PROBLEM:
Set down all of the data that follows word for word, without the images.
######
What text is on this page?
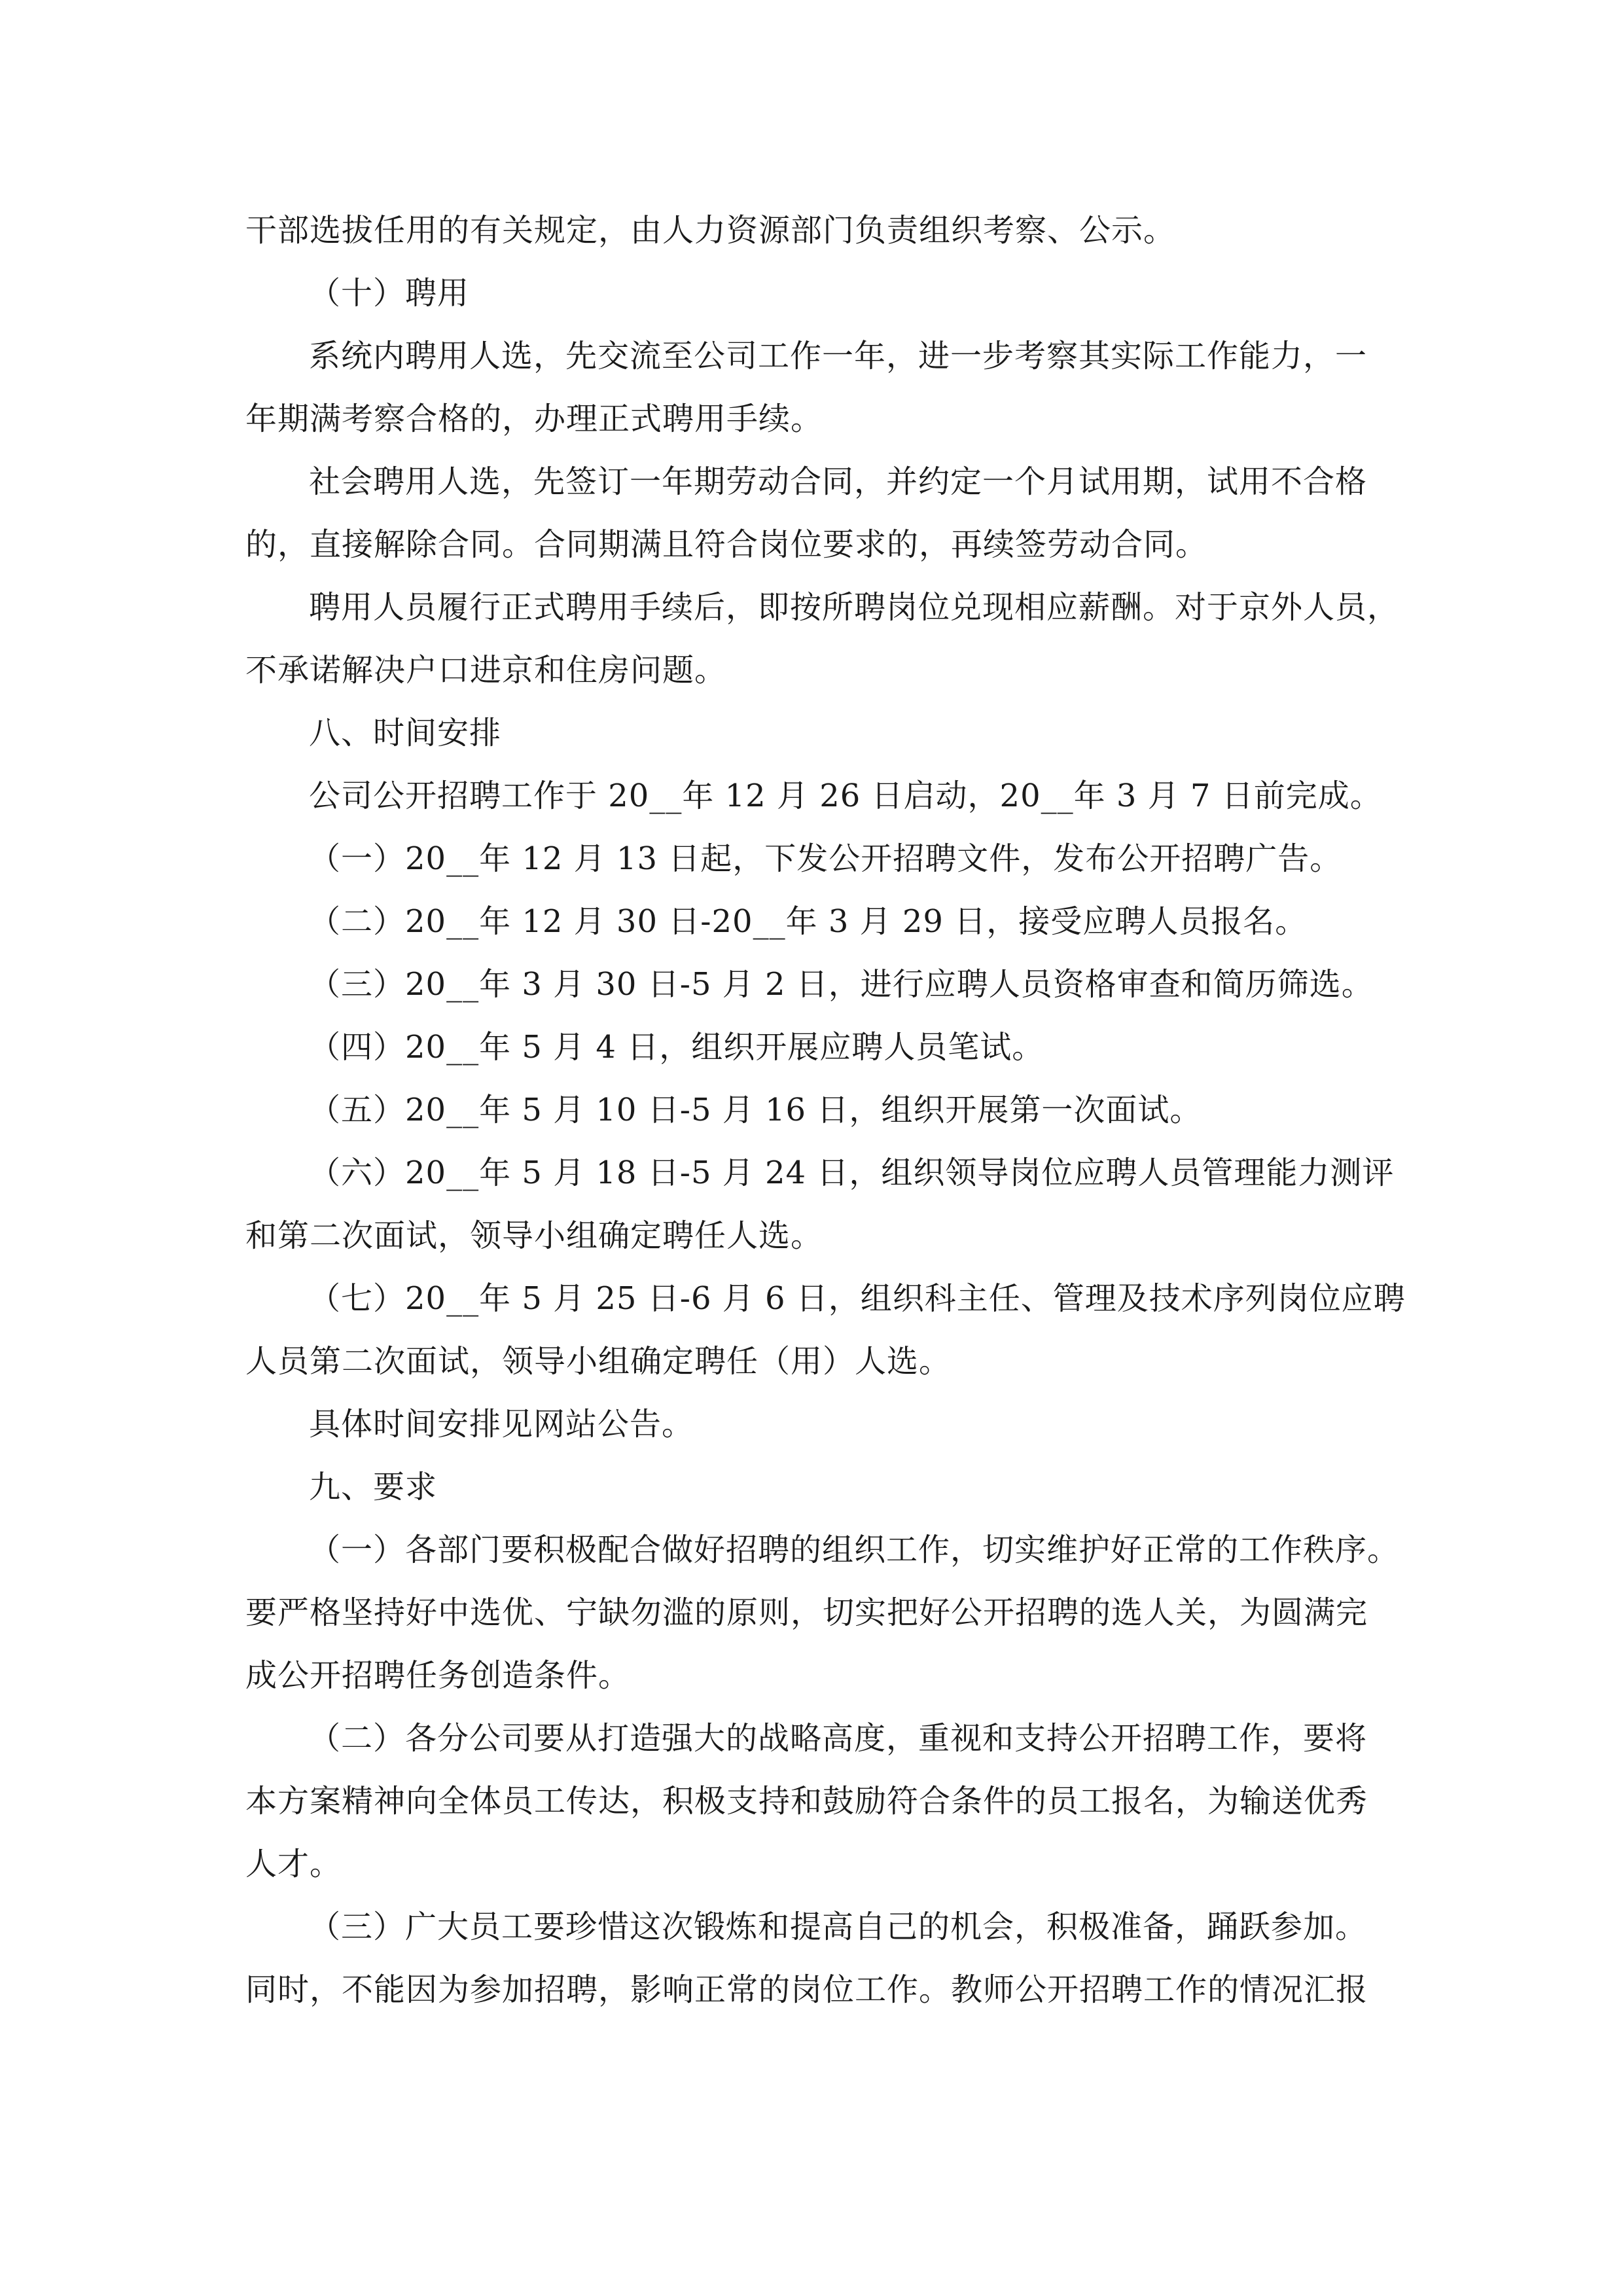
干部选拔任用的有关规定，由人力资源部门负责组织考察、公示。
（十）聘用
系统内聘用人选，先交流至公司工作一年，进一步考察其实际工作能力，一
年期满考察合格的，办理正式聘用手续。
社会聘用人选，先签订一年期劳动合同，并约定一个月试用期，试用不合格
的，直接解除合同。合同期满且符合岗位要求的，再续签劳动合同。
聘用人员履行正式聘用手续后，即按所聘岗位兑现相应薪酬。对于京外人员，
不承诺解决户口进京和住房问题。
八、时间安排
公司公开招聘工作于 20__年 12 月 26 日启动，20__年 3 月 7 日前完成。
（一）20__年 12 月 13 日起，下发公开招聘文件，发布公开招聘广告。
（二）20__年 12 月 30 日-20__年 3 月 29 日，接受应聘人员报名。
（三）20__年 3 月 30 日-5 月 2 日，进行应聘人员资格审查和简历筛选。
（四）20__年 5 月 4 日，组织开展应聘人员笔试。
（五）20__年 5 月 10 日-5 月 16 日，组织开展第一次面试。
（六）20__年 5 月 18 日-5 月 24 日，组织领导岗位应聘人员管理能力测评
和第二次面试，领导小组确定聘任人选。
（七）20__年 5 月 25 日-6 月 6 日，组织科主任、管理及技术序列岗位应聘
人员第二次面试，领导小组确定聘任（用）人选。
具体时间安排见网站公告。
九、要求
（一）各部门要积极配合做好招聘的组织工作，切实维护好正常的工作秩序。
要严格坚持好中选优、宁缺勿滥的原则，切实把好公开招聘的选人关，为圆满完
成公开招聘任务创造条件。
（二）各分公司要从打造强大的战略高度，重视和支持公开招聘工作，要将
本方案精神向全体员工传达，积极支持和鼓励符合条件的员工报名，为输送优秀
人才。
（三）广大员工要珍惜这次锻炼和提高自己的机会，积极准备，踊跃参加。
同时，不能因为参加招聘，影响正常的岗位工作。教师公开招聘工作的情况汇报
######
ANSWER TO THE EXERCISE:
What text is on this page?
干部选拔任用的有关规定，由人力资源部门负责组织考察、公示。
（十）聘用
系统内聘用人选，先交流至公司工作一年，进一步考察其实际工作能力，一
年期满考察合格的，办理正式聘用手续。
社会聘用人选，先签订一年期劳动合同，并约定一个月试用期，试用不合格
的，直接解除合同。合同期满且符合岗位要求的，再续签劳动合同。
聘用人员履行正式聘用手续后，即按所聘岗位兑现相应薪酬。对于京外人员，
不承诺解决户口进京和住房问题。
八、时间安排
公司公开招聘工作于 20__年 12 月 26 日启动，20__年 3 月 7 日前完成。
（一）20__年 12 月 13 日起，下发公开招聘文件，发布公开招聘广告。
（二）20__年 12 月 30 日-20__年 3 月 29 日，接受应聘人员报名。
（三）20__年 3 月 30 日-5 月 2 日，进行应聘人员资格审查和简历筛选。
（四）20__年 5 月 4 日，组织开展应聘人员笔试。
（五）20__年 5 月 10 日-5 月 16 日，组织开展第一次面试。
（六）20__年 5 月 18 日-5 月 24 日，组织领导岗位应聘人员管理能力测评
和第二次面试，领导小组确定聘任人选。
（七）20__年 5 月 25 日-6 月 6 日，组织科主任、管理及技术序列岗位应聘
人员第二次面试，领导小组确定聘任（用）人选。
具体时间安排见网站公告。
九、要求
（一）各部门要积极配合做好招聘的组织工作，切实维护好正常的工作秩序。
要严格坚持好中选优、宁缺勿滥的原则，切实把好公开招聘的选人关，为圆满完
成公开招聘任务创造条件。
（二）各分公司要从打造强大的战略高度，重视和支持公开招聘工作，要将
本方案精神向全体员工传达，积极支持和鼓励符合条件的员工报名，为输送优秀
人才。
（三）广大员工要珍惜这次锻炼和提高自己的机会，积极准备，踊跃参加。
同时，不能因为参加招聘，影响正常的岗位工作。教师公开招聘工作的情况汇报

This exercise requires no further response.